* **Stated task**: Transcribe the material in full. Nothing should differ except that the pictures are left out.

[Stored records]
▶

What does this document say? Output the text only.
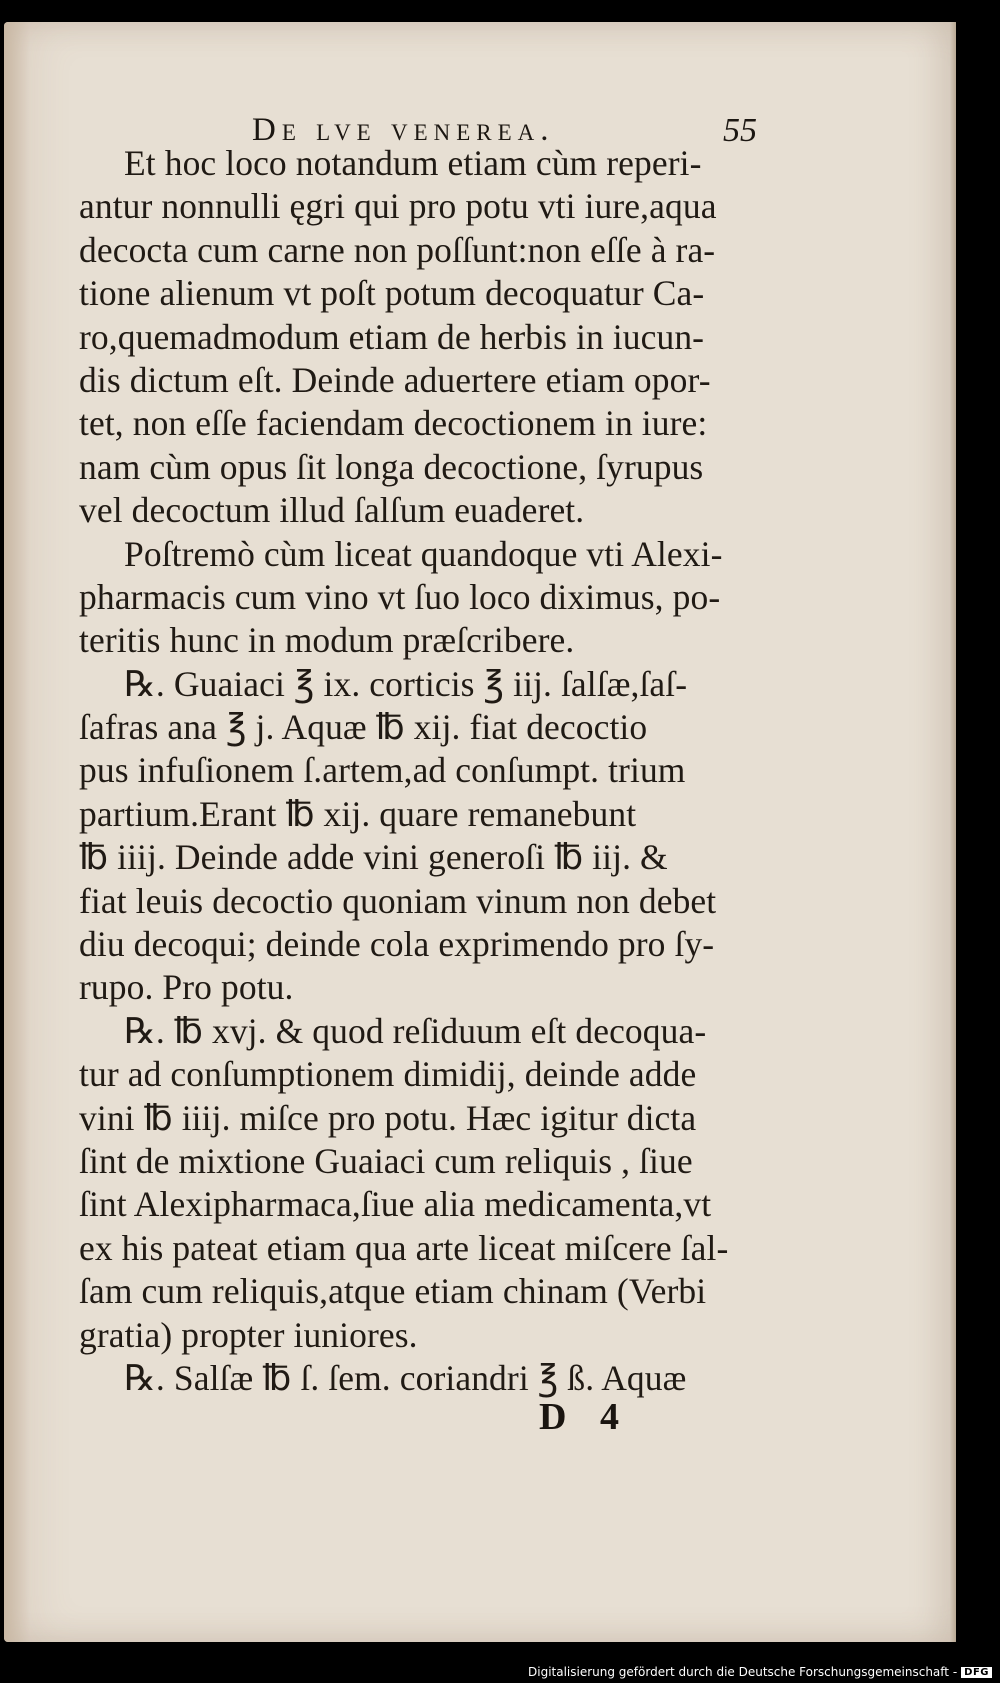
De lve venerea.	55
Et hoc loco notandum etiam cùm reperi-
antur nonnulli ęgri qui pro potu vti iure,aqua
decocta cum carne non poſſunt:non eſſe à ra-
tione alienum vt poſt potum decoquatur Ca-
ro,quemadmodum etiam de herbis in iucun-
dis dictum eſt. Deinde aduertere etiam opor-
tet, non eſſe faciendam decoctionem in iure:
nam cùm opus ſit longa decoctione, ſyrupus
vel decoctum illud ſalſum euaderet.
Poſtremò cùm liceat quandoque vti Alexi-
pharmacis cum vino vt ſuo loco diximus, po-
teritis hunc in modum præſcribere.
℞. Guaiaci ℥ ix. corticis ℥ iij. ſalſæ,ſaſ-
ſafras ana ℥ j. Aquæ ℔ xij. fiat decoctio
pus infuſionem ſ.artem,ad conſumpt. trium
partium.Erant ℔ xij. quare remanebunt
℔ iiij. Deinde adde vini generoſi ℔ iij. &
fiat leuis decoctio quoniam vinum non debet
diu decoqui; deinde cola exprimendo pro ſy-
rupo. Pro potu.
℞. ℔ xvj. & quod reſiduum eſt decoqua-
tur ad conſumptionem dimidij, deinde adde
vini ℔ iiij. miſce pro potu. Hæc igitur dicta
ſint de mixtione Guaiaci cum reliquis , ſiue
ſint Alexipharmaca,ſiue alia medicamenta,vt
ex his pateat etiam qua arte liceat miſcere ſal-
ſam cum reliquis,atque etiam chinam (Verbi
gratia) propter iuniores.
℞. Salſæ ℔ ſ. ſem. coriandri ℥ ß. Aquæ
D 4
Digitalisierung gefördert durch die Deutsche Forschungsgemeinschaft - DFG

◀

* **Written answer**:
What does this document say? Output the text only.
De lve venerea.	55
Et hoc loco notandum etiam cùm reperi-
antur nonnulli ęgri qui pro potu vti iure,aqua
decocta cum carne non poſſunt:non eſſe à ra-
tione alienum vt poſt potum decoquatur Ca-
ro,quemadmodum etiam de herbis in iucun-
dis dictum eſt. Deinde aduertere etiam opor-
tet, non eſſe faciendam decoctionem in iure:
nam cùm opus ſit longa decoctione, ſyrupus
vel decoctum illud ſalſum euaderet.
Poſtremò cùm liceat quandoque vti Alexi-
pharmacis cum vino vt ſuo loco diximus, po-
teritis hunc in modum præſcribere.
℞. Guaiaci ℥ ix. corticis ℥ iij. ſalſæ,ſaſ-
ſafras ana ℥ j. Aquæ ℔ xij. fiat decoctio
pus infuſionem ſ.artem,ad conſumpt. trium
partium.Erant ℔ xij. quare remanebunt
℔ iiij. Deinde adde vini generoſi ℔ iij. &
fiat leuis decoctio quoniam vinum non debet
diu decoqui; deinde cola exprimendo pro ſy-
rupo. Pro potu.
℞. ℔ xvj. & quod reſiduum eſt decoqua-
tur ad conſumptionem dimidij, deinde adde
vini ℔ iiij. miſce pro potu. Hæc igitur dicta
ſint de mixtione Guaiaci cum reliquis , ſiue
ſint Alexipharmaca,ſiue alia medicamenta,vt
ex his pateat etiam qua arte liceat miſcere ſal-
ſam cum reliquis,atque etiam chinam (Verbi
gratia) propter iuniores.
℞. Salſæ ℔ ſ. ſem. coriandri ℥ ß. Aquæ
D 4
Digitalisierung gefördert durch die Deutsche Forschungsgemeinschaft - DFG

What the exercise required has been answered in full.